• _Exercise task_
Please render every line of the entries below as a numbered list, skipping blank lines and omitting the pictures.

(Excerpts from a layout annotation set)
------------------------------------------------------------
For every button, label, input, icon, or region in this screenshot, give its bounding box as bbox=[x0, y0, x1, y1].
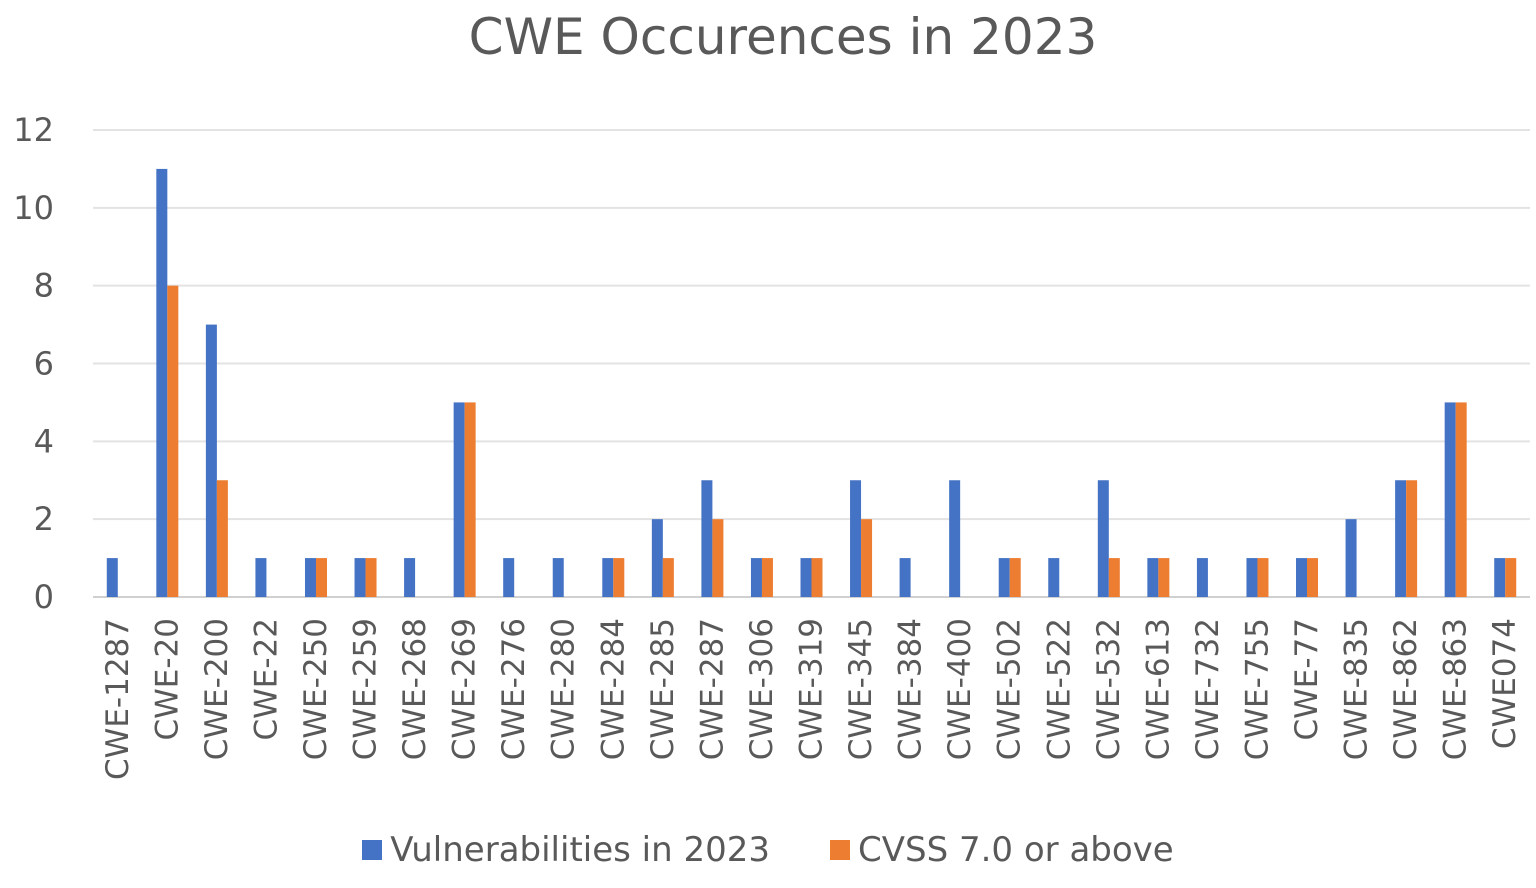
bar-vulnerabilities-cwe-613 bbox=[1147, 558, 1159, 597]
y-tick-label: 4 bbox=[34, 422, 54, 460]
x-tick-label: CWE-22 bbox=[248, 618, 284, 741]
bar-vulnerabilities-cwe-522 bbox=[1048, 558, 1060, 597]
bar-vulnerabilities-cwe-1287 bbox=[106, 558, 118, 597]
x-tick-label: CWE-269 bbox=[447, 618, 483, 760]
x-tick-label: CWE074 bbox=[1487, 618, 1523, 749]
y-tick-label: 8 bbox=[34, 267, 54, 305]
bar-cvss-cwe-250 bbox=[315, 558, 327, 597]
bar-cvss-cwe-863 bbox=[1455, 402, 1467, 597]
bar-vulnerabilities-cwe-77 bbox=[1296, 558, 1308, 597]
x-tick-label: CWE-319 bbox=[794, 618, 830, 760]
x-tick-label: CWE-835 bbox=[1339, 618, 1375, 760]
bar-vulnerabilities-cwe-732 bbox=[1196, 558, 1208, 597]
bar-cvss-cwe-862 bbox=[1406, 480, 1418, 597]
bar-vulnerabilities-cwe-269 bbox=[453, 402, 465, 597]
------------------------------------------------------------
• _Answer to this problem_
1. For every button, label, input, icon, or region in this screenshot, give its bounding box as bbox=[x0, y0, x1, y1].
2. bar-vulnerabilities-cwe-613 bbox=[1147, 558, 1159, 597]
3. y-tick-label: 4 bbox=[34, 422, 54, 460]
4. x-tick-label: CWE-22 bbox=[248, 618, 284, 741]
5. bar-vulnerabilities-cwe-522 bbox=[1048, 558, 1060, 597]
6. bar-vulnerabilities-cwe-1287 bbox=[106, 558, 118, 597]
7. x-tick-label: CWE-269 bbox=[447, 618, 483, 760]
8. x-tick-label: CWE074 bbox=[1487, 618, 1523, 749]
9. y-tick-label: 8 bbox=[34, 267, 54, 305]
10. bar-cvss-cwe-250 bbox=[315, 558, 327, 597]
11. bar-cvss-cwe-863 bbox=[1455, 402, 1467, 597]
12. bar-vulnerabilities-cwe-77 bbox=[1296, 558, 1308, 597]
13. x-tick-label: CWE-319 bbox=[794, 618, 830, 760]
14. x-tick-label: CWE-835 bbox=[1339, 618, 1375, 760]
15. bar-vulnerabilities-cwe-732 bbox=[1196, 558, 1208, 597]
16. bar-cvss-cwe-862 bbox=[1406, 480, 1418, 597]
17. bar-vulnerabilities-cwe-269 bbox=[453, 402, 465, 597]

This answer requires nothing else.